— Start of DATA SHOWN —

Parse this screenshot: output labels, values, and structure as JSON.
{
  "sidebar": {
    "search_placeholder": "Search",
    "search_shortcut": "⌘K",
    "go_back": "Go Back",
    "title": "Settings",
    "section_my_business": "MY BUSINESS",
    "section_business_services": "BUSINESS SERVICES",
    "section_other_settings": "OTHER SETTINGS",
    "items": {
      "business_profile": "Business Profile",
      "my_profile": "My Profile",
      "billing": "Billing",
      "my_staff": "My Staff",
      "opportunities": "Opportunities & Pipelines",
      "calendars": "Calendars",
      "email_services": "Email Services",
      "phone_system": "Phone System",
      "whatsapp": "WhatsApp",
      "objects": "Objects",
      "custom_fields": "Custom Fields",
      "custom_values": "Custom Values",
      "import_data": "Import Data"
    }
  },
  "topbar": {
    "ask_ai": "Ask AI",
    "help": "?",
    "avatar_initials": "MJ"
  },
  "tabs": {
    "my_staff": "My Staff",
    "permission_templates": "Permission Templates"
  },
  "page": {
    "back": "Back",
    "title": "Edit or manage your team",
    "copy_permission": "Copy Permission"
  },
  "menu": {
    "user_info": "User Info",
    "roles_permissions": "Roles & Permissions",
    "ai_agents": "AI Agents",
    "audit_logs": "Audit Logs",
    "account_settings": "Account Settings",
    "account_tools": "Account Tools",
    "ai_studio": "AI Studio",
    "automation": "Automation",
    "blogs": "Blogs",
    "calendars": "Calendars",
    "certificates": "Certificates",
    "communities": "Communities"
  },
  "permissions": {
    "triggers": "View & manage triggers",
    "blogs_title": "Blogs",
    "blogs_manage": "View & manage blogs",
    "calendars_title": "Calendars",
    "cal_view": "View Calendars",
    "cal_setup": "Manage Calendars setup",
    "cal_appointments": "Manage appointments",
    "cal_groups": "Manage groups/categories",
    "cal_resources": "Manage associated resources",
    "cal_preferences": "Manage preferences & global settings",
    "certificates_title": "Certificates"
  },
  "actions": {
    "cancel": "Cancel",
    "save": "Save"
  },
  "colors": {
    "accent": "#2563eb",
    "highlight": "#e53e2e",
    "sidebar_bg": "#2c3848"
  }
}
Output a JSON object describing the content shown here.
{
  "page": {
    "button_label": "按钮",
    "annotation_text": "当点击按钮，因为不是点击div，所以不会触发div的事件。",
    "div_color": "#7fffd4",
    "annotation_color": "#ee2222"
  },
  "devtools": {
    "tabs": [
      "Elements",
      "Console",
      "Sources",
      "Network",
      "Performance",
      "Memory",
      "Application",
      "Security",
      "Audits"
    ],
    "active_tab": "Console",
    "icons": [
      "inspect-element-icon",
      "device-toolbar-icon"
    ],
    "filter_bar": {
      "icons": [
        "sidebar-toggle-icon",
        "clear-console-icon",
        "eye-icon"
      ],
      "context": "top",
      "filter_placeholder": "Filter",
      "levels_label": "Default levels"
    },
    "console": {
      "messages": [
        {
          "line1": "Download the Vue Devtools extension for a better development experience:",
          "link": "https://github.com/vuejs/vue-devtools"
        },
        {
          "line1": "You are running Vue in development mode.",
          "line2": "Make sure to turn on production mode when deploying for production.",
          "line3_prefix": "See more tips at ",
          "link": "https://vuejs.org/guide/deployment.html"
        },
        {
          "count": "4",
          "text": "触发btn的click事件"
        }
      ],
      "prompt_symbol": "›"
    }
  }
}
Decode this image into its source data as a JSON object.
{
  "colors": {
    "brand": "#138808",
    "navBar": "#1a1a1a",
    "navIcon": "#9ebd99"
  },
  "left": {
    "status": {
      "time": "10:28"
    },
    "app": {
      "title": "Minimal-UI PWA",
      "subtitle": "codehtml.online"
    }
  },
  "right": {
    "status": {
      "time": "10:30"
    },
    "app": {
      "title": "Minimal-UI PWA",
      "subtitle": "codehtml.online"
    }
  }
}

— End of DATA SHOWN —

## AIM:
Give the complete listing a second time, exactly as it reads.

## FINISHED EXERCISE:
Parse this screenshot: output labels, values, and structure as JSON.
{
  "sidebar": {
    "search_placeholder": "Search",
    "search_shortcut": "⌘K",
    "go_back": "Go Back",
    "title": "Settings",
    "section_my_business": "MY BUSINESS",
    "section_business_services": "BUSINESS SERVICES",
    "section_other_settings": "OTHER SETTINGS",
    "items": {
      "business_profile": "Business Profile",
      "my_profile": "My Profile",
      "billing": "Billing",
      "my_staff": "My Staff",
      "opportunities": "Opportunities & Pipelines",
      "calendars": "Calendars",
      "email_services": "Email Services",
      "phone_system": "Phone System",
      "whatsapp": "WhatsApp",
      "objects": "Objects",
      "custom_fields": "Custom Fields",
      "custom_values": "Custom Values",
      "import_data": "Import Data"
    }
  },
  "topbar": {
    "ask_ai": "Ask AI",
    "help": "?",
    "avatar_initials": "MJ"
  },
  "tabs": {
    "my_staff": "My Staff",
    "permission_templates": "Permission Templates"
  },
  "page": {
    "back": "Back",
    "title": "Edit or manage your team",
    "copy_permission": "Copy Permission"
  },
  "menu": {
    "user_info": "User Info",
    "roles_permissions": "Roles & Permissions",
    "ai_agents": "AI Agents",
    "audit_logs": "Audit Logs",
    "account_settings": "Account Settings",
    "account_tools": "Account Tools",
    "ai_studio": "AI Studio",
    "automation": "Automation",
    "blogs": "Blogs",
    "calendars": "Calendars",
    "certificates": "Certificates",
    "communities": "Communities"
  },
  "permissions": {
    "triggers": "View & manage triggers",
    "blogs_title": "Blogs",
    "blogs_manage": "View & manage blogs",
    "calendars_title": "Calendars",
    "cal_view": "View Calendars",
    "cal_setup": "Manage Calendars setup",
    "cal_appointments": "Manage appointments",
    "cal_groups": "Manage groups/categories",
    "cal_resources": "Manage associated resources",
    "cal_preferences": "Manage preferences & global settings",
    "certificates_title": "Certificates"
  },
  "actions": {
    "cancel": "Cancel",
    "save": "Save"
  },
  "colors": {
    "accent": "#2563eb",
    "highlight": "#e53e2e",
    "sidebar_bg": "#2c3848"
  }
}
Output a JSON object describing the content shown here.
{
  "page": {
    "button_label": "按钮",
    "annotation_text": "当点击按钮，因为不是点击div，所以不会触发div的事件。",
    "div_color": "#7fffd4",
    "annotation_color": "#ee2222"
  },
  "devtools": {
    "tabs": [
      "Elements",
      "Console",
      "Sources",
      "Network",
      "Performance",
      "Memory",
      "Application",
      "Security",
      "Audits"
    ],
    "active_tab": "Console",
    "icons": [
      "inspect-element-icon",
      "device-toolbar-icon"
    ],
    "filter_bar": {
      "icons": [
        "sidebar-toggle-icon",
        "clear-console-icon",
        "eye-icon"
      ],
      "context": "top",
      "filter_placeholder": "Filter",
      "levels_label": "Default levels"
    },
    "console": {
      "messages": [
        {
          "line1": "Download the Vue Devtools extension for a better development experience:",
          "link": "https://github.com/vuejs/vue-devtools"
        },
        {
          "line1": "You are running Vue in development mode.",
          "line2": "Make sure to turn on production mode when deploying for production.",
          "line3_prefix": "See more tips at ",
          "link": "https://vuejs.org/guide/deployment.html"
        },
        {
          "count": "4",
          "text": "触发btn的click事件"
        }
      ],
      "prompt_symbol": "›"
    }
  }
}
Decode this image into its source data as a JSON object.
{
  "colors": {
    "brand": "#138808",
    "navBar": "#1a1a1a",
    "navIcon": "#9ebd99"
  },
  "left": {
    "status": {
      "time": "10:28"
    },
    "app": {
      "title": "Minimal-UI PWA",
      "subtitle": "codehtml.online"
    }
  },
  "right": {
    "status": {
      "time": "10:30"
    },
    "app": {
      "title": "Minimal-UI PWA",
      "subtitle": "codehtml.online"
    }
  }
}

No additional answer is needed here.